Dataset entries:
----

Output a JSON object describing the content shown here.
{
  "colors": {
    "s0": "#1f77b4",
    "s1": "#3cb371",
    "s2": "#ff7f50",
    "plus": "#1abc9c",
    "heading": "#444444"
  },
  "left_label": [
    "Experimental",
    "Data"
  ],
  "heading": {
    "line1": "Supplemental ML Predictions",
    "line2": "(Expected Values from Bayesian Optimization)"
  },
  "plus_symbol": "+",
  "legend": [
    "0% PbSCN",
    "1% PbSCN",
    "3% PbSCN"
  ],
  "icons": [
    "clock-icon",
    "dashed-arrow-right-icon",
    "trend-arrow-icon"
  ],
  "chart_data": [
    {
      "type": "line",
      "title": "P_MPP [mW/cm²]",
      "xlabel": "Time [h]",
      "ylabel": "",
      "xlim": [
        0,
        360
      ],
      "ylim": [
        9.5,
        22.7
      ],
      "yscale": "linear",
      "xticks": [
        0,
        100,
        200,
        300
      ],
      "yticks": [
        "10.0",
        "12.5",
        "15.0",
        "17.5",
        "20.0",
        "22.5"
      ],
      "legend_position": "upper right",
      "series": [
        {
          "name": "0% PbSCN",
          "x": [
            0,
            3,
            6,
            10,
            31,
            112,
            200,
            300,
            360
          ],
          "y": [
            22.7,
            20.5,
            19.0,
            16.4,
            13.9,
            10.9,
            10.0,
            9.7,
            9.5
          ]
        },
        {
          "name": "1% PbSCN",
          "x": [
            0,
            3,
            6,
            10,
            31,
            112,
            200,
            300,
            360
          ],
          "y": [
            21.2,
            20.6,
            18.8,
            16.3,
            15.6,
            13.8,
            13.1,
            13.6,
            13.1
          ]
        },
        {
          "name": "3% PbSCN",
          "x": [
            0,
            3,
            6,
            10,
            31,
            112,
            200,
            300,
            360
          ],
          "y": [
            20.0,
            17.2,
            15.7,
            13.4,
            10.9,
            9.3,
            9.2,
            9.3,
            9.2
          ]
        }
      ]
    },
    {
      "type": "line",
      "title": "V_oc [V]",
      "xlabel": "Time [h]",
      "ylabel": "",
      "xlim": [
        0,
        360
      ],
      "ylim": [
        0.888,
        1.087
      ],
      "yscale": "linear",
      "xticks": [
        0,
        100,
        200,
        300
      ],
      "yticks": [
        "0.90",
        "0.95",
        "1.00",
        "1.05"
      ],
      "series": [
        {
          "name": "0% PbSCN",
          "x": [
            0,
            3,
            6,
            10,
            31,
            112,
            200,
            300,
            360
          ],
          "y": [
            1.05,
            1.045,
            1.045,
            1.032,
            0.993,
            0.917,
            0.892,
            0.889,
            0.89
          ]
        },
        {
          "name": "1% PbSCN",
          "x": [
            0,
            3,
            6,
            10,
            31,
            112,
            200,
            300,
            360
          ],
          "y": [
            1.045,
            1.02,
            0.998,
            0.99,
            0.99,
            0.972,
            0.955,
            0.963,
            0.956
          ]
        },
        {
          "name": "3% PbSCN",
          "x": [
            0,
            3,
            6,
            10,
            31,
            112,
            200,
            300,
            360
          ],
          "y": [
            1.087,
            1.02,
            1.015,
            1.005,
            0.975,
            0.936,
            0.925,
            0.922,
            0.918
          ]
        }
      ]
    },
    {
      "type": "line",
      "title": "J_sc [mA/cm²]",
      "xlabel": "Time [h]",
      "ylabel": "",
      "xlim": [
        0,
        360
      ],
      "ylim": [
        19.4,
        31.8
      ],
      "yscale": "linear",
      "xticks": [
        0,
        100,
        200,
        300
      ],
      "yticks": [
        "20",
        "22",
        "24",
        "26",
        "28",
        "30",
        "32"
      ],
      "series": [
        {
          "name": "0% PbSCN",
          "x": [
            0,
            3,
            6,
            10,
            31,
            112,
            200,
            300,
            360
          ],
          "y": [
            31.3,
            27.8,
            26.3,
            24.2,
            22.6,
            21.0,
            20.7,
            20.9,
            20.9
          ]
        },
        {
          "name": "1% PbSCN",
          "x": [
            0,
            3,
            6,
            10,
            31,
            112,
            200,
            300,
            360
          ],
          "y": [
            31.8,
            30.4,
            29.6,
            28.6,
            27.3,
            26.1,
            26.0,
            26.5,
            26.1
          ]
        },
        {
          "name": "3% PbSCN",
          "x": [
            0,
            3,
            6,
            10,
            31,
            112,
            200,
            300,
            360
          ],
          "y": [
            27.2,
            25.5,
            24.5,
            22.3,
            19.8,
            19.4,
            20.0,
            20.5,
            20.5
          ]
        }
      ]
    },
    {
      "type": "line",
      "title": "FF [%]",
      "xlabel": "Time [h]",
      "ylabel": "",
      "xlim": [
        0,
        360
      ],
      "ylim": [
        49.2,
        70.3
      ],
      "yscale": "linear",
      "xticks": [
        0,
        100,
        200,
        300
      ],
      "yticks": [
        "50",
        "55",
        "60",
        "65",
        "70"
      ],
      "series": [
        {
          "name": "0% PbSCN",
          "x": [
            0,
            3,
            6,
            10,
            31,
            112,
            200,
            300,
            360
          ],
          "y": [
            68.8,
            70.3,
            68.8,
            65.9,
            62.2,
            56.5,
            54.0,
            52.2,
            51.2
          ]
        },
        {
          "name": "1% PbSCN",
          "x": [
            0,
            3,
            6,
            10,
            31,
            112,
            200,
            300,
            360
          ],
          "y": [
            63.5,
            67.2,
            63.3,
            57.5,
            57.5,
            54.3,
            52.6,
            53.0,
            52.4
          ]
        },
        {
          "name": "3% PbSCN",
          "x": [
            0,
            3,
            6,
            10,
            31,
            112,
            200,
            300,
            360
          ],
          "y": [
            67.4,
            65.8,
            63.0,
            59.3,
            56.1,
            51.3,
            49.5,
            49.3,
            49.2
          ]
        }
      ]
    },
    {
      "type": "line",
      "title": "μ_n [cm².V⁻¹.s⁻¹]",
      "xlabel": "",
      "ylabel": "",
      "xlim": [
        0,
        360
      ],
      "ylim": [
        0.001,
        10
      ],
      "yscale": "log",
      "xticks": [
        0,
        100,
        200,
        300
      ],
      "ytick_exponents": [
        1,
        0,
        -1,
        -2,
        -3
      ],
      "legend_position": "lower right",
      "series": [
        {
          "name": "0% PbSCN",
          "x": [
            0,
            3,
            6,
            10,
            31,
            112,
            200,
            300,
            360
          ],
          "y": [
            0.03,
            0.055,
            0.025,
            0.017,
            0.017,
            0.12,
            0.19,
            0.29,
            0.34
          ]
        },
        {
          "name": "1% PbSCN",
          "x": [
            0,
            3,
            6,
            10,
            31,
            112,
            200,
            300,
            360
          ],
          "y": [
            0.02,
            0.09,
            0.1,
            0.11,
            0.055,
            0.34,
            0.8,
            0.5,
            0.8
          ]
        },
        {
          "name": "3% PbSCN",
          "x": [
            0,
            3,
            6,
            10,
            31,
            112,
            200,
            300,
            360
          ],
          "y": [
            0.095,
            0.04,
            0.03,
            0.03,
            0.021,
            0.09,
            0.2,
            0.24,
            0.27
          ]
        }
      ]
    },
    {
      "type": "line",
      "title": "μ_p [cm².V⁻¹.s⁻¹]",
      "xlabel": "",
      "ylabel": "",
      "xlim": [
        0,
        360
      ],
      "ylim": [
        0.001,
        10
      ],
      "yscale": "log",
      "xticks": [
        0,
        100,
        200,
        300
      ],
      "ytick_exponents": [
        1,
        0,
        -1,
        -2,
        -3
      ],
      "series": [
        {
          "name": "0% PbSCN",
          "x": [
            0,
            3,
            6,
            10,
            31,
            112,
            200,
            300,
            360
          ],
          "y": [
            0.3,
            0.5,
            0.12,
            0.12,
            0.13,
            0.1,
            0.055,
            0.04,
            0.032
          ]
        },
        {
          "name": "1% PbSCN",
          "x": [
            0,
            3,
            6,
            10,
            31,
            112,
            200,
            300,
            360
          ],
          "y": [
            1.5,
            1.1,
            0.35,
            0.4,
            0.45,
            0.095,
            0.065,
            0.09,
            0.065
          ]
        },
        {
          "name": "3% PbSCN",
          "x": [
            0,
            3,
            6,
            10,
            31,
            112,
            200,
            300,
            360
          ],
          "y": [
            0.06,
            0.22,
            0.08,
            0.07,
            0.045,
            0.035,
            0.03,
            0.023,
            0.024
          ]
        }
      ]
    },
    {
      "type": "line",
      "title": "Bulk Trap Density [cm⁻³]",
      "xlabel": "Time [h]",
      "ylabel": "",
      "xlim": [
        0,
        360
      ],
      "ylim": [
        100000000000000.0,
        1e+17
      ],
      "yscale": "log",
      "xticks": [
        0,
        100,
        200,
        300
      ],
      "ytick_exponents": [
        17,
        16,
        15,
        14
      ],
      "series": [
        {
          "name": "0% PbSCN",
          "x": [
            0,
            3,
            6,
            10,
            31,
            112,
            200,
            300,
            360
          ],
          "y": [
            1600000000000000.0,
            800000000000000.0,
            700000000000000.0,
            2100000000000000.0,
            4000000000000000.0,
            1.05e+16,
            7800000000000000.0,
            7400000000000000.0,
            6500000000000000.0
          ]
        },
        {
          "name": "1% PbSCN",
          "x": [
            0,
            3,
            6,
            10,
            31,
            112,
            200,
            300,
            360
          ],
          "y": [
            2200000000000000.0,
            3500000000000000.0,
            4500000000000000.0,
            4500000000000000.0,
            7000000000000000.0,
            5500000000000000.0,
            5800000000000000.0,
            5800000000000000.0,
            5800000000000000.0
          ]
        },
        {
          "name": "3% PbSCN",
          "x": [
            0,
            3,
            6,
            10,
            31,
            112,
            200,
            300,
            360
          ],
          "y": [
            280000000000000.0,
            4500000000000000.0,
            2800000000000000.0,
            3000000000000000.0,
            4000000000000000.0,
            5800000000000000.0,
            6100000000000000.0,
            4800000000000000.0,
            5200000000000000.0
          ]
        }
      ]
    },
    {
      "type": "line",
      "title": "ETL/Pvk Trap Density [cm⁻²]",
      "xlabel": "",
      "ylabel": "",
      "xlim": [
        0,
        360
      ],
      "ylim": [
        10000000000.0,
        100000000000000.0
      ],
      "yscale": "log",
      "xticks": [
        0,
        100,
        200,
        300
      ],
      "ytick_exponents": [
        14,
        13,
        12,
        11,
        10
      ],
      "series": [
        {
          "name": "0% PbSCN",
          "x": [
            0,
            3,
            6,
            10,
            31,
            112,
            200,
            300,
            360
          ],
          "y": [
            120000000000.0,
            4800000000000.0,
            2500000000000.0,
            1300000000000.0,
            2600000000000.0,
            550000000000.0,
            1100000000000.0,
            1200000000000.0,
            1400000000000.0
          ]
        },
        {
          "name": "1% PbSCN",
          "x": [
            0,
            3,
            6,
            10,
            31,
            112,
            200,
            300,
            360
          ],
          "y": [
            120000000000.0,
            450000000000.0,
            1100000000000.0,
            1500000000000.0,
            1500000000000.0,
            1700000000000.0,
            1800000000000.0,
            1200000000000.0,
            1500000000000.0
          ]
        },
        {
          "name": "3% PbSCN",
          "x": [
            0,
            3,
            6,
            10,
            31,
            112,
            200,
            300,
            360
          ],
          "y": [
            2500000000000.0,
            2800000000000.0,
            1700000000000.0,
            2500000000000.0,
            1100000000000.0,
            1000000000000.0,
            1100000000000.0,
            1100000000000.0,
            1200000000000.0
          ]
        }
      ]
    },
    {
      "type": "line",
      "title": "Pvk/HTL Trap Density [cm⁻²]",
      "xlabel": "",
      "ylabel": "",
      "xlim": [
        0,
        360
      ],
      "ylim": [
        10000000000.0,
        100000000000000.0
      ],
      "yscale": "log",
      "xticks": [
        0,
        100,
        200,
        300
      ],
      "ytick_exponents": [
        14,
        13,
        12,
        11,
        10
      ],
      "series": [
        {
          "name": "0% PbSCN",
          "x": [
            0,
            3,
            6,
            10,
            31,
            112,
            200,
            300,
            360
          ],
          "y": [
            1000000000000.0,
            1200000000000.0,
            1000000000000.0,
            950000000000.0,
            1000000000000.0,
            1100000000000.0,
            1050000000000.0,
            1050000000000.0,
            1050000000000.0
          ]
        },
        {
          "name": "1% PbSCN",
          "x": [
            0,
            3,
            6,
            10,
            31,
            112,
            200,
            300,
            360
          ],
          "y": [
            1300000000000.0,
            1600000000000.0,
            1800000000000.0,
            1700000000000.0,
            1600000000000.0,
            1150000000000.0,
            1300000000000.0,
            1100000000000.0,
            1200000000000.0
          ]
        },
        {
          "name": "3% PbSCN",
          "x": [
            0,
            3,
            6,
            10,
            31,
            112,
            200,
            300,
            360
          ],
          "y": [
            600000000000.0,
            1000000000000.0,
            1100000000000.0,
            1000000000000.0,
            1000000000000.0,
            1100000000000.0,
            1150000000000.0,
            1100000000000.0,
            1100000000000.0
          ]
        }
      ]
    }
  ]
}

----

EXERCISE GOAL:
Check every line for "arrow" and show the ones that have it.

THE ANSWER:
    "dashed-arrow-right-icon",
    "trend-arrow-icon"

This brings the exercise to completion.